# EXERCISE GOAL
Determine which lines of the records include the word "lived", and copy them.
* begin *
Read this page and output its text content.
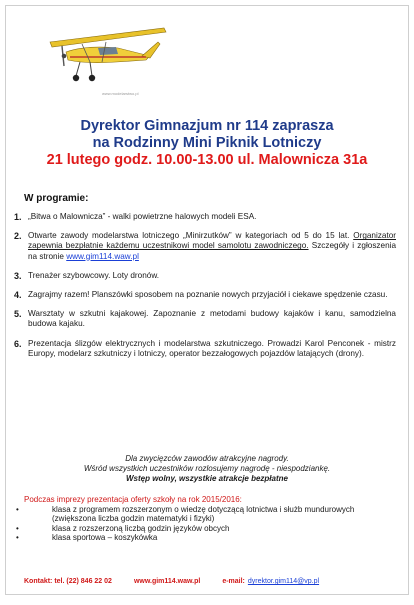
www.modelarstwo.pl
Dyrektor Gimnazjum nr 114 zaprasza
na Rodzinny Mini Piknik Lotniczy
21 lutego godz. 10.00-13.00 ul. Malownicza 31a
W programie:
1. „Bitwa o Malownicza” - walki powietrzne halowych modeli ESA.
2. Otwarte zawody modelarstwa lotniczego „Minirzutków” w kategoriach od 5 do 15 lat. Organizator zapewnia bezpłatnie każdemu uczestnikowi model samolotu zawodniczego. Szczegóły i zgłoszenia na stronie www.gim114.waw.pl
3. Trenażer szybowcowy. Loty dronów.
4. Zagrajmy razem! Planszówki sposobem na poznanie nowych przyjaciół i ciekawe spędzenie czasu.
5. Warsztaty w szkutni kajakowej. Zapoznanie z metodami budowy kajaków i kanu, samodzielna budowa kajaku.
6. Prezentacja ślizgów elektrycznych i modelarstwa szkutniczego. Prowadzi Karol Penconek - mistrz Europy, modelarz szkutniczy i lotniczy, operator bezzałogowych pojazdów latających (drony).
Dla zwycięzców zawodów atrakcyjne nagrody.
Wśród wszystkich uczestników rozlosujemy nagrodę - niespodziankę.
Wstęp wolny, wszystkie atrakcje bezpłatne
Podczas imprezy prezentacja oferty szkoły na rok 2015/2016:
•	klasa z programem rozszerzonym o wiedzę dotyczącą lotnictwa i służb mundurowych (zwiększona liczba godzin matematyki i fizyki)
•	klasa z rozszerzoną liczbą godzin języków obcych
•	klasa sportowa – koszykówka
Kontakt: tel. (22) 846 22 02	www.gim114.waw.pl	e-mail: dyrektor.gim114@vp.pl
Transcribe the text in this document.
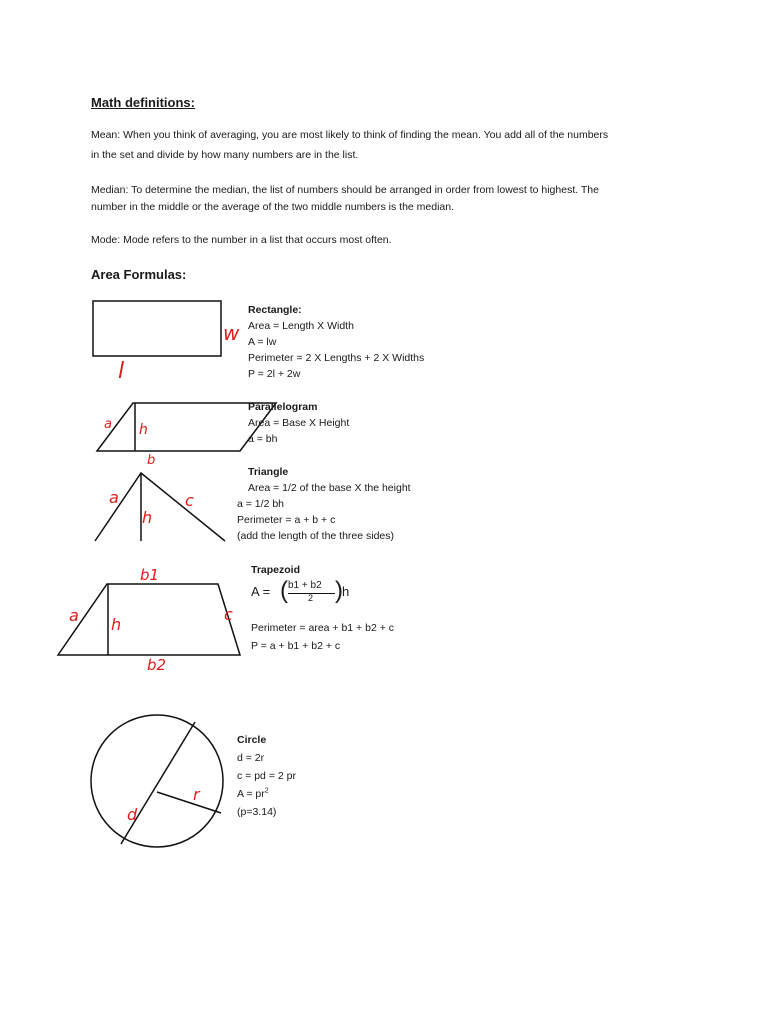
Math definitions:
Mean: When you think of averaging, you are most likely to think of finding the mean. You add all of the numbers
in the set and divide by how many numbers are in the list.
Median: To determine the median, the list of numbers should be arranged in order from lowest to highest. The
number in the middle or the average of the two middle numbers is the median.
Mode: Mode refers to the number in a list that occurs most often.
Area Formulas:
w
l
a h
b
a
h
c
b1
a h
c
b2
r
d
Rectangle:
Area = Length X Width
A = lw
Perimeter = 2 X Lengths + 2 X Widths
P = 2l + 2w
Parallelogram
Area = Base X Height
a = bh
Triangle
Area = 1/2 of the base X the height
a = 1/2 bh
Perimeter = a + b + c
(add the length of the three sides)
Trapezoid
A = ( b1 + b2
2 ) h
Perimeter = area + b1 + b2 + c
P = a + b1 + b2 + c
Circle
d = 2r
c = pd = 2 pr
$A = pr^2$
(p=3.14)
* end *
* begin *
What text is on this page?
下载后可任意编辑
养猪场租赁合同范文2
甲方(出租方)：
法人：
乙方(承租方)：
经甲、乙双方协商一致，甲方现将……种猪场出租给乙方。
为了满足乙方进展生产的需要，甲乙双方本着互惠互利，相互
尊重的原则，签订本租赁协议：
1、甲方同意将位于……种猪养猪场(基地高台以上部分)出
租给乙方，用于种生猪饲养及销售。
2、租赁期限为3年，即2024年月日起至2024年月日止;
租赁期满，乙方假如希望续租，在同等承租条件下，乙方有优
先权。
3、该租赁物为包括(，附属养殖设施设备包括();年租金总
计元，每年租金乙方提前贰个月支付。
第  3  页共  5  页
* end *
* begin *
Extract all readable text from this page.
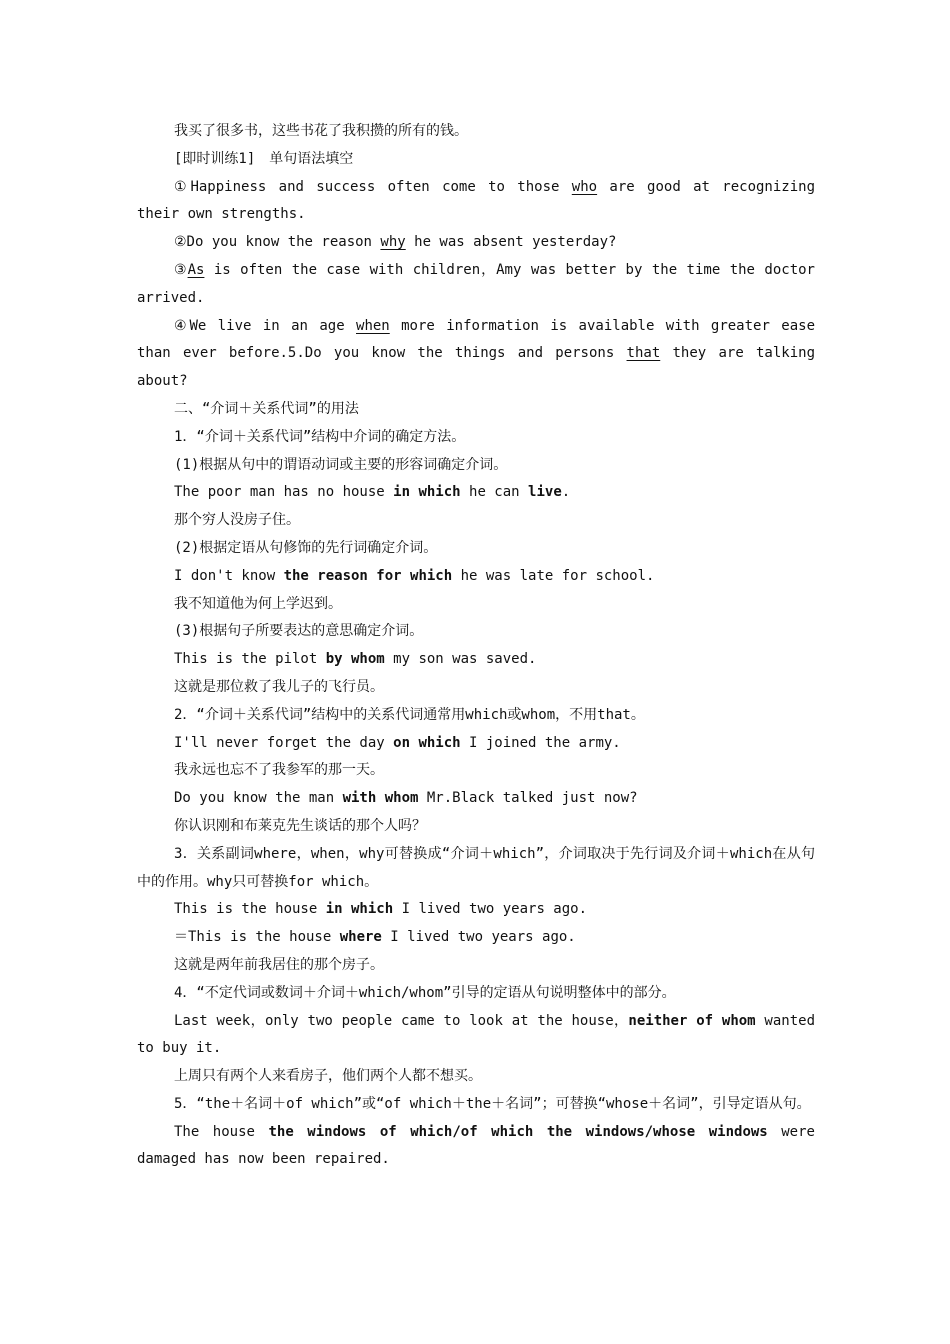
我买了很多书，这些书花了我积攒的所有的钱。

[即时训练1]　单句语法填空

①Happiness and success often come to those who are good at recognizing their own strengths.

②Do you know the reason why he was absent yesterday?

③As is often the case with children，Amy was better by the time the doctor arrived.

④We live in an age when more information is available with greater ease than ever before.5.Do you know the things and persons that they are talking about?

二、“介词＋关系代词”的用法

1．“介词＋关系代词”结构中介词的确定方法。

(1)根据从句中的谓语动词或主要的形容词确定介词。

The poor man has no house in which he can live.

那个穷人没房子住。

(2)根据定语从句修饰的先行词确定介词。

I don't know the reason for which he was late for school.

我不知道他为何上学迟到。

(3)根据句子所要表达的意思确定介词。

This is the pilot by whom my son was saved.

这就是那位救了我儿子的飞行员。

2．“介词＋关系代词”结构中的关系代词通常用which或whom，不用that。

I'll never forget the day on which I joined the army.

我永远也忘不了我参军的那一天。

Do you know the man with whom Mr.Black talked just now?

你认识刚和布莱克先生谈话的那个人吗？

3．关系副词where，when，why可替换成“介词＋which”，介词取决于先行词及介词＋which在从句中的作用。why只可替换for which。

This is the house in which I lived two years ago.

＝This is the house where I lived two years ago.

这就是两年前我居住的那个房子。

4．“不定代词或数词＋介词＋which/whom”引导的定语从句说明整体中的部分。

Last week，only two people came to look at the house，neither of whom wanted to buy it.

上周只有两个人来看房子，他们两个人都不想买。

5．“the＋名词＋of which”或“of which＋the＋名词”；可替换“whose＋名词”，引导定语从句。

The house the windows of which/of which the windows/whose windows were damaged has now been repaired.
* end *
# FINAL RESULT
This is the house in which I lived two years ago.
＝This is the house where I lived two years ago.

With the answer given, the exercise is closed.